Directions for this task: Write out the material exactly, with the pictures left out.

+--

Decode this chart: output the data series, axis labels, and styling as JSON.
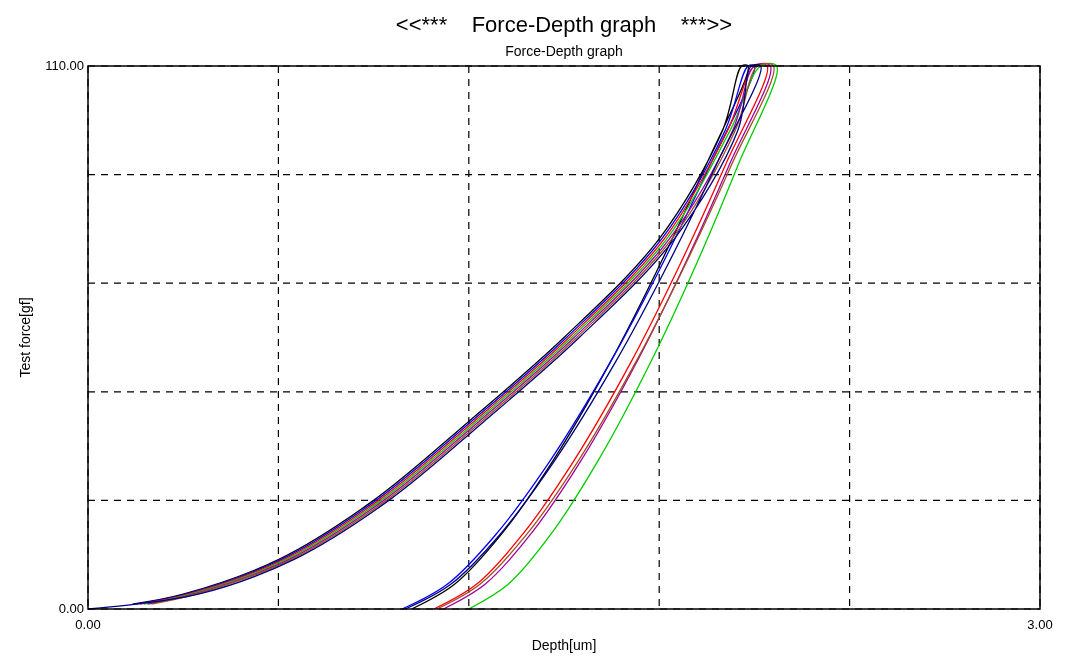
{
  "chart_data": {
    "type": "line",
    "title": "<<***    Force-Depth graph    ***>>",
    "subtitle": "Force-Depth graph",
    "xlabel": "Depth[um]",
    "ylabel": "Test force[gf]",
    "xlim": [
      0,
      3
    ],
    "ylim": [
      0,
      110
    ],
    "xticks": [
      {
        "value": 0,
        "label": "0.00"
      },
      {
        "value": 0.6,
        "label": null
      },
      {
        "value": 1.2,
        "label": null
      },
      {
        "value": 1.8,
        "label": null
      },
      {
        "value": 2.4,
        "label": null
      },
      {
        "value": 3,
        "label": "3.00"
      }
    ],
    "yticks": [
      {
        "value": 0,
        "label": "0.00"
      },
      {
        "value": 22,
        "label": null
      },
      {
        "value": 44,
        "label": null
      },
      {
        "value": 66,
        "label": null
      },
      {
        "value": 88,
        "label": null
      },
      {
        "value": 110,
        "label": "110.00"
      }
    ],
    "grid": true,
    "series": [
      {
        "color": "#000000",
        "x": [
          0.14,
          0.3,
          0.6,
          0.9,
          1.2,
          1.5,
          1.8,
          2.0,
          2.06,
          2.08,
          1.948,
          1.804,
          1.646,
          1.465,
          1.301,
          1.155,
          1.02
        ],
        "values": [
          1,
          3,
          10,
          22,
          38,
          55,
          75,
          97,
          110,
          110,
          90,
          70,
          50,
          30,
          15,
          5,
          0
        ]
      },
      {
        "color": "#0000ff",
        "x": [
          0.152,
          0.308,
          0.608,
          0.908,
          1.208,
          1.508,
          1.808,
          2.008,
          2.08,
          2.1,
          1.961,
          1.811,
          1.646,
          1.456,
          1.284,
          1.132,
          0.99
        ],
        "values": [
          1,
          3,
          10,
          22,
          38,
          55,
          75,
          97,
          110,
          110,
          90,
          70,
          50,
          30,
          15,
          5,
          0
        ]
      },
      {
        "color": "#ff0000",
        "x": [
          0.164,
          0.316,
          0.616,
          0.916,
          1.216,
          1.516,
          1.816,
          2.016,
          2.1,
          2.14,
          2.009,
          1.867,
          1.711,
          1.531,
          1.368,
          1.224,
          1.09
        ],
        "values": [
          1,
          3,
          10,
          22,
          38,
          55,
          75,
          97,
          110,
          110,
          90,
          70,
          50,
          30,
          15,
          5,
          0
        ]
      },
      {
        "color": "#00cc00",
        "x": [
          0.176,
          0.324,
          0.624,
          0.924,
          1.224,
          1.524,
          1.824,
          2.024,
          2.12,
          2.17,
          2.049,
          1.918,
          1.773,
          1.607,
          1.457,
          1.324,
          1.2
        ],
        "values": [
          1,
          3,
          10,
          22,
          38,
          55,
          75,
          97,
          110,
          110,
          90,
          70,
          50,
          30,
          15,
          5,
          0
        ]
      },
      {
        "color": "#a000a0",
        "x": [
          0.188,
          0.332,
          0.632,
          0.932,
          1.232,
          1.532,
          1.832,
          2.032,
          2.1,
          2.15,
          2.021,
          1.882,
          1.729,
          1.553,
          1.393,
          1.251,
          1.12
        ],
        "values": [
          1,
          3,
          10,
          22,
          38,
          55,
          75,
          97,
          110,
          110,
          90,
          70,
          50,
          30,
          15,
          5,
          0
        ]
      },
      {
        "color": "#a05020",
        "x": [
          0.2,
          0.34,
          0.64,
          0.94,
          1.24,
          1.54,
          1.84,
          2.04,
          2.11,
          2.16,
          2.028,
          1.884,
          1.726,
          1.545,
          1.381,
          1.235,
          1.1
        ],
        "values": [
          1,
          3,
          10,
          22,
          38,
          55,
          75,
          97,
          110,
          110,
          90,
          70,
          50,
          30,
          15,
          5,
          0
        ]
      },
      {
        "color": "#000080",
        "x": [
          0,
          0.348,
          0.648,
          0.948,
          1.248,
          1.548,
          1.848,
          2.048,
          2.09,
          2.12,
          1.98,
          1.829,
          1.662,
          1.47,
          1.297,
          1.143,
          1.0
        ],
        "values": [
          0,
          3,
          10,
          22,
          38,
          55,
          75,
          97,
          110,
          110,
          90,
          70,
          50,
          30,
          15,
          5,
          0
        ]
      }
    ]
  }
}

+--

Result below:
Decode this chart: output the data series, axis labels, and styling as JSON.
{
  "chart_data": {
    "type": "line",
    "title": "<<***    Force-Depth graph    ***>>",
    "subtitle": "Force-Depth graph",
    "xlabel": "Depth[um]",
    "ylabel": "Test force[gf]",
    "xlim": [
      0,
      3
    ],
    "ylim": [
      0,
      110
    ],
    "xticks": [
      {
        "value": 0,
        "label": "0.00"
      },
      {
        "value": 0.6,
        "label": null
      },
      {
        "value": 1.2,
        "label": null
      },
      {
        "value": 1.8,
        "label": null
      },
      {
        "value": 2.4,
        "label": null
      },
      {
        "value": 3,
        "label": "3.00"
      }
    ],
    "yticks": [
      {
        "value": 0,
        "label": "0.00"
      },
      {
        "value": 22,
        "label": null
      },
      {
        "value": 44,
        "label": null
      },
      {
        "value": 66,
        "label": null
      },
      {
        "value": 88,
        "label": null
      },
      {
        "value": 110,
        "label": "110.00"
      }
    ],
    "grid": true,
    "series": [
      {
        "color": "#000000",
        "x": [
          0.14,
          0.3,
          0.6,
          0.9,
          1.2,
          1.5,
          1.8,
          2.0,
          2.06,
          2.08,
          1.948,
          1.804,
          1.646,
          1.465,
          1.301,
          1.155,
          1.02
        ],
        "values": [
          1,
          3,
          10,
          22,
          38,
          55,
          75,
          97,
          110,
          110,
          90,
          70,
          50,
          30,
          15,
          5,
          0
        ]
      },
      {
        "color": "#0000ff",
        "x": [
          0.152,
          0.308,
          0.608,
          0.908,
          1.208,
          1.508,
          1.808,
          2.008,
          2.08,
          2.1,
          1.961,
          1.811,
          1.646,
          1.456,
          1.284,
          1.132,
          0.99
        ],
        "values": [
          1,
          3,
          10,
          22,
          38,
          55,
          75,
          97,
          110,
          110,
          90,
          70,
          50,
          30,
          15,
          5,
          0
        ]
      },
      {
        "color": "#ff0000",
        "x": [
          0.164,
          0.316,
          0.616,
          0.916,
          1.216,
          1.516,
          1.816,
          2.016,
          2.1,
          2.14,
          2.009,
          1.867,
          1.711,
          1.531,
          1.368,
          1.224,
          1.09
        ],
        "values": [
          1,
          3,
          10,
          22,
          38,
          55,
          75,
          97,
          110,
          110,
          90,
          70,
          50,
          30,
          15,
          5,
          0
        ]
      },
      {
        "color": "#00cc00",
        "x": [
          0.176,
          0.324,
          0.624,
          0.924,
          1.224,
          1.524,
          1.824,
          2.024,
          2.12,
          2.17,
          2.049,
          1.918,
          1.773,
          1.607,
          1.457,
          1.324,
          1.2
        ],
        "values": [
          1,
          3,
          10,
          22,
          38,
          55,
          75,
          97,
          110,
          110,
          90,
          70,
          50,
          30,
          15,
          5,
          0
        ]
      },
      {
        "color": "#a000a0",
        "x": [
          0.188,
          0.332,
          0.632,
          0.932,
          1.232,
          1.532,
          1.832,
          2.032,
          2.1,
          2.15,
          2.021,
          1.882,
          1.729,
          1.553,
          1.393,
          1.251,
          1.12
        ],
        "values": [
          1,
          3,
          10,
          22,
          38,
          55,
          75,
          97,
          110,
          110,
          90,
          70,
          50,
          30,
          15,
          5,
          0
        ]
      },
      {
        "color": "#a05020",
        "x": [
          0.2,
          0.34,
          0.64,
          0.94,
          1.24,
          1.54,
          1.84,
          2.04,
          2.11,
          2.16,
          2.028,
          1.884,
          1.726,
          1.545,
          1.381,
          1.235,
          1.1
        ],
        "values": [
          1,
          3,
          10,
          22,
          38,
          55,
          75,
          97,
          110,
          110,
          90,
          70,
          50,
          30,
          15,
          5,
          0
        ]
      },
      {
        "color": "#000080",
        "x": [
          0,
          0.348,
          0.648,
          0.948,
          1.248,
          1.548,
          1.848,
          2.048,
          2.09,
          2.12,
          1.98,
          1.829,
          1.662,
          1.47,
          1.297,
          1.143,
          1.0
        ],
        "values": [
          0,
          3,
          10,
          22,
          38,
          55,
          75,
          97,
          110,
          110,
          90,
          70,
          50,
          30,
          15,
          5,
          0
        ]
      }
    ]
  }
}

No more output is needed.